Dataset records:
--- START ---

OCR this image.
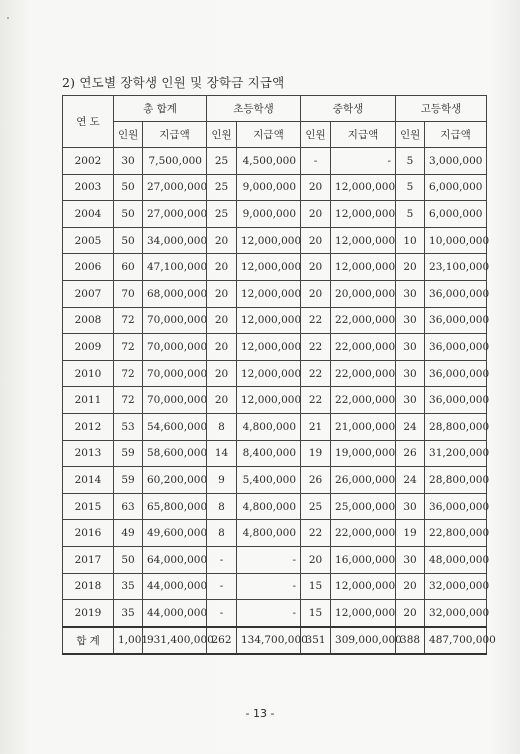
2) 연도별 장학생 인원 및 장학금 지급액
연 도	총 합계		초등학생		중학생		고등학생	
	인원	지급액	인원	지급액	인원	지급액	인원	지급액
2002	30	7,500,000	25	4,500,000	-	-	5	3,000,000
2003	50	27,000,000	25	9,000,000	20	12,000,000	5	6,000,000
2004	50	27,000,000	25	9,000,000	20	12,000,000	5	6,000,000
2005	50	34,000,000	20	12,000,000	20	12,000,000	10	10,000,000
2006	60	47,100,000	20	12,000,000	20	12,000,000	20	23,100,000
2007	70	68,000,000	20	12,000,000	20	20,000,000	30	36,000,000
2008	72	70,000,000	20	12,000,000	22	22,000,000	30	36,000,000
2009	72	70,000,000	20	12,000,000	22	22,000,000	30	36,000,000
2010	72	70,000,000	20	12,000,000	22	22,000,000	30	36,000,000
2011	72	70,000,000	20	12,000,000	22	22,000,000	30	36,000,000
2012	53	54,600,000	8	4,800,000	21	21,000,000	24	28,800,000
2013	59	58,600,000	14	8,400,000	19	19,000,000	26	31,200,000
2014	59	60,200,000	9	5,400,000	26	26,000,000	24	28,800,000
2015	63	65,800,000	8	4,800,000	25	25,000,000	30	36,000,000
2016	49	49,600,000	8	4,800,000	22	22,000,000	19	22,800,000
2017	50	64,000,000	-	-	20	16,000,000	30	48,000,000
2018	35	44,000,000	-	-	15	12,000,000	20	32,000,000
2019	35	44,000,000	-	-	15	12,000,000	20	32,000,000
합 계	1,001	931,400,000	262	134,700,000	351	309,000,000	388	487,700,000
- 13 -
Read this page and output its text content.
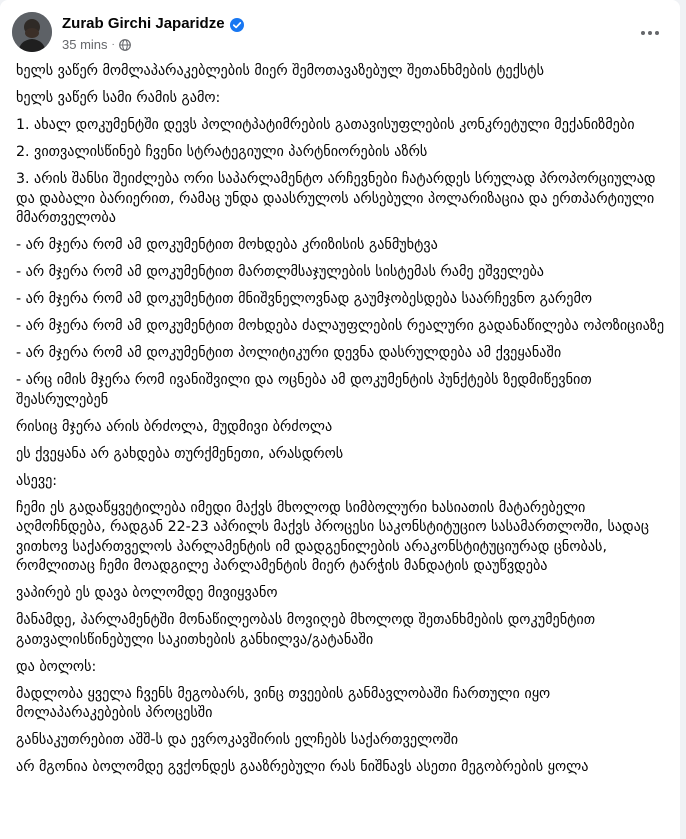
Zurab Girchi Japaridze
35 mins ·

ხელს ვაწერ მომლაპარაკებლების მიერ შემოთავაზებულ შეთანხმების ტექსტს

ხელს ვაწერ სამი რამის გამო:

1. ახალ დოკუმენტში დევს პოლიტპატიმრების გათავისუფლების კონკრეტული მექანიზმები

2. ვითვალისწინებ ჩვენი სტრატეგიული პარტნიორების აზრს

3. არის შანსი შეიძლება ორი საპარლამენტო არჩევნები ჩატარდეს სრულად პროპორციულად და დაბალი ბარიერით, რამაც უნდა დაასრულოს არსებული პოლარიზაცია და ერთპარტიული მმართველობა

- არ მჯერა რომ ამ დოკუმენტით მოხდება კრიზისის განმუხტვა

- არ მჯერა რომ ამ დოკუმენტით მართლმსაჯულების სისტემას რამე ეშველება

- არ მჯერა რომ ამ დოკუმენტით მნიშვნელოვნად გაუმჯობესდება საარჩევნო გარემო

- არ მჯერა რომ ამ დოკუმენტით მოხდება ძალაუფლების რეალური გადანაწილება ოპოზიციაზე

- არ მჯერა რომ ამ დოკუმენტით პოლიტიკური დევნა დასრულდება ამ ქვეყანაში

- არც იმის მჯერა რომ ივანიშვილი და ოცნება ამ დოკუმენტის პუნქტებს ზედმიწევნით შეასრულებენ

რისიც მჯერა არის ბრძოლა, მუდმივი ბრძოლა

ეს ქვეყანა არ გახდება თურქმენეთი, არასდროს

ასევე:

ჩემი ეს გადაწყვეტილება იმედი მაქვს მხოლოდ სიმბოლური ხასიათის მატარებელი აღმოჩნდება, რადგან 22-23 აპრილს მაქვს პროცესი საკონსტიტუციო სასამართლოში, სადაც ვითხოვ საქართველოს პარლამენტის იმ დადგენილების არაკონსტიტუციურად ცნობას, რომლითაც ჩემი მოადგილე პარლამენტის მიერ ტარჭის მანდატის დაუწვდება

ვაპირებ ეს დავა ბოლომდე მივიყვანო

მანამდე, პარლამენტში მონაწილეობას მოვიღებ მხოლოდ შეთანხმების დოკუმენტით გათვალისწინებული საკითხების განხილვა/გატანაში

და ბოლოს:

მადლობა ყველა ჩვენს მეგობარს, ვინც თვეების განმავლობაში ჩართული იყო მოლაპარაკებების პროცესში

განსაკუთრებით აშშ-ს და ევროკავშირის ელჩებს საქართველოში

არ მგონია ბოლომდე გვქონდეს გააზრებული რას ნიშნავს ასეთი მეგობრების ყოლა
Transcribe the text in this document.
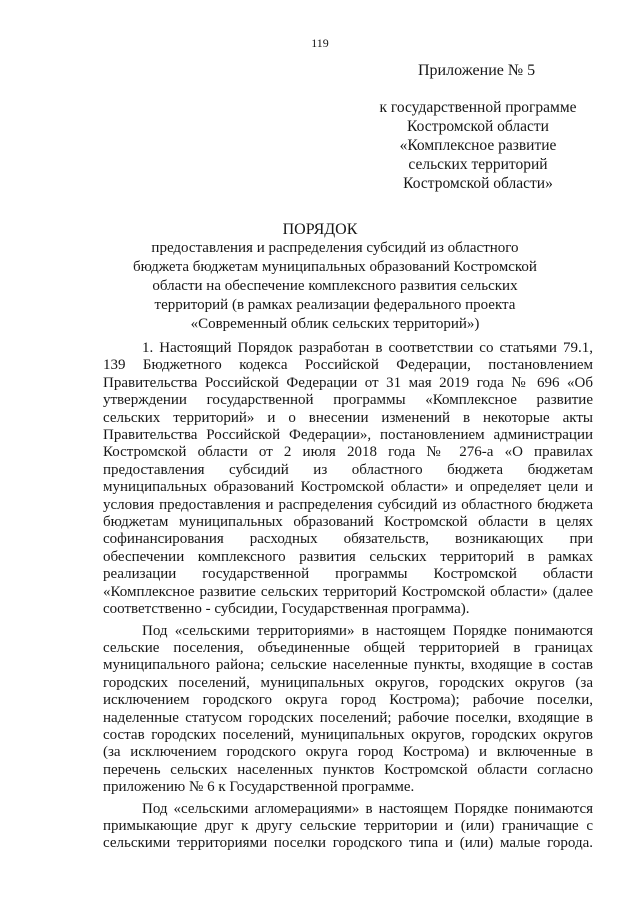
119
Приложение № 5
к государственной программе
Костромской области
«Комплексное развитие
сельских территорий
Костромской области»
ПОРЯДОК
предоставления и распределения субсидий из областного
бюджета бюджетам муниципальных образований Костромской
области на обеспечение комплексного развития сельских
территорий (в рамках реализации федерального проекта
«Современный облик сельских территорий»)

1. Настоящий Порядок разработан в соответствии со статьями 79.1,
139 Бюджетного кодекса Российской Федерации, постановлением
Правительства Российской Федерации от 31 мая 2019 года № 696 «Об
утверждении государственной программы «Комплексное развитие
сельских территорий» и о внесении изменений в некоторые акты
Правительства Российской Федерации», постановлением администрации
Костромской области от 2 июля 2018 года № 276-а «О правилах
предоставления субсидий из областного бюджета бюджетам
муниципальных образований Костромской области» и определяет цели и
условия предоставления и распределения субсидий из областного бюджета
бюджетам муниципальных образований Костромской области в целях
софинансирования расходных обязательств, возникающих при
обеспечении комплексного развития сельских территорий в рамках
реализации государственной программы Костромской области
«Комплексное развитие сельских территорий Костромской области» (далее
соответственно - субсидии, Государственная программа).

Под «сельскими территориями» в настоящем Порядке понимаются
сельские поселения, объединенные общей территорией в границах
муниципального района; сельские населенные пункты, входящие в состав
городских поселений, муниципальных округов, городских округов (за
исключением городского округа город Кострома); рабочие поселки,
наделенные статусом городских поселений; рабочие поселки, входящие в
состав городских поселений, муниципальных округов, городских округов
(за исключением городского округа город Кострома) и включенные в
перечень сельских населенных пунктов Костромской области согласно
приложению № 6 к Государственной программе.

Под «сельскими агломерациями» в настоящем Порядке понимаются
примыкающие друг к другу сельские территории и (или) граничащие с
сельскими территориями поселки городского типа и (или) малые города.
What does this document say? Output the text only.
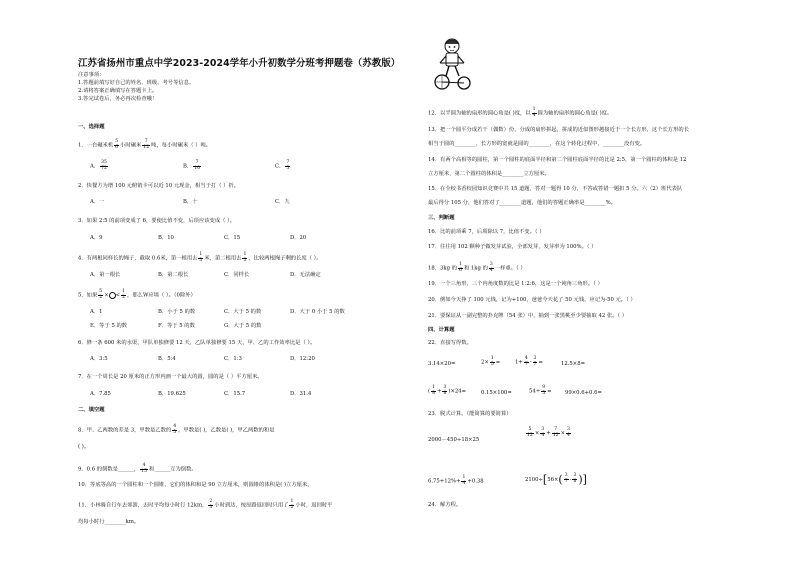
江苏省扬州市重点中学2023-2024学年小升初数学分班考押题卷（苏教版）
注意事项：
1.答题前填写好自己的姓名、班级、考号等信息。
2.请将答案正确填写在答题卡上。
3.答完试卷后，务必再次检查哦！
一、选择题
1．一台碾米机 $\frac{5}{6}$ 小时碾米 $\frac{7}{12}$ 吨，每小时碾米（ ）吨。
A． $\frac{35}{72}$	B． $\frac{7}{10}$	C． $\frac{7}{5}$
2．快餐方为增 100 元俯销卡可以近 10 元现金，相当于打（ ）折。
A．一	B．十	C．九
3．如果 2:5 的前项变成了 6，要使比值不变，后项应该变成（ ）。
A．9	B．10	C．15	D．20
4．有两根同样长的绳子，截取 0.6米，第一根用去 $\frac{1}{3}$ 米，第二根用去 $\frac{1}{3}$ ，比较两根绳子剩的长度（ ）。
A．第一根长	B．第二根长	C．同样长	D．无法确定
5．如果 $\frac{5}{2}$ × < $\frac{1}{2}$ ，那么W应填（ ）。（0除外）
A．1	B．小于 5 的数	C．大于 5 的数	D．大于 0 小于 5 的数
E．等于 5 的数	F．等于 5 的数	G．大于 5 的数
6．修一条 600 米的水渠，甲队单独修要 12 天，乙队单独修要 15 天，甲、乙的工作效率比是（ ）。
A．3:5	B．5:4	C．1:3	D．12:20
7．在一个周长是 20 厘米的正方形内画一个最大的圆，圆的是（ ）平方厘米。
A．7.85	B．19.625	C．15.7	D．31.4
二、填空题
8．甲、乙两数的差是 3，甲数是乙数的 $\frac{4}{5}$ ，甲数是( )，乙数是( )，甲乙两数的和是
( )。
9．0.6 的倒数是______， $\frac{4}{15}$ 和______互为倒数。
10．等底等高的一个圆柱和一个圆锥，它们的体积和是 90 立方厘米，则圆锥的体积是( )立方厘米，
11．小林骑自行车去郊游，去时平均每小时行 12km， $\frac{2}{3}$ 小时到达，按原路返回时只用了 $\frac{1}{2}$ 小时，返回时平
均每小时行________km。
12．以半圆为轴的扇形的圆心角是( )度，以 $\frac{1}{4}$ 圆为轴的扇形的圆心角是( )度。
13．把一个圆平分成若干（偶数）份，分成的扇形拼起，拼成的近似图形越接近于一个长方形，这个长方形的长
相当于圆的________，长方形的宽就是圆的________，在这个转化过程中，________没有变。
14．有两个高相等的圆柱，第一个圆柱的底面半径和第二个圆柱底面半径的比是 2:5，第一个圆柱的体积是 12
立方厘米，第二个圆柱的体积是________立方厘米。
15．在全校书香校园知识竞赛中共 15 道题，答对一题得 10 分，不答或答错一题扣 5 分。六（2）班代表队
最后得分 105 分，他们答对了________道题，他们的答题正确率是________%。
三、判断题
16．比的前项乘 7，后项除以 7，比值不变。（ ）
17．往往用 102 颗种子做发芽试验，全部发芽，发芽率为 100%。（ ）
18．3kg 的 $\frac{1}{6}$ 和 1kg 的 $\frac{3}{4}$ 一样重。（ ）
19．一个三角形，三个内角度数的比是 1:2:6，这是一个钝角三角形。（ ）
20．例如今天挣了 100 元钱，记为+100，爸爸今天花了 50 元钱，应记为-50 元。（ ）
21．要保证从一副完整的扑克牌（54 张）中，抽到一张黑桃至少要抽取 42 张。（ ）
四、计算题
22．直接写得数。
3.14×20=	$2\times \frac{1}{5}$ =	$1+ \frac{4}{7} - \frac{3}{7}$ =	12.5×8=
( $\frac{1}{8} + \frac{3}{8} )\times 24=$	0.15×100=	$54\div \frac{9}{5}$ =	99×0.6+0.6=
23．脱式计算。（能简算的要简算）
2000－450÷18×25
$\frac{5}{12} \times \frac{3}{4} + \frac{7}{12} \times \frac{3}{4}$
$6.75+12\%+ \frac{1}{4} +0.38$	$2100\div[56\times( \frac{3}{7} - \frac{3}{8}$ )]
24．解方程。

--- END ---

* _TASK_
From the listing above, pick out each line where the word "развития" appears.

* _FINAL RESULT_
области на обеспечение комплексного развития сельских
обеспечении комплексного развития сельских территорий в рамках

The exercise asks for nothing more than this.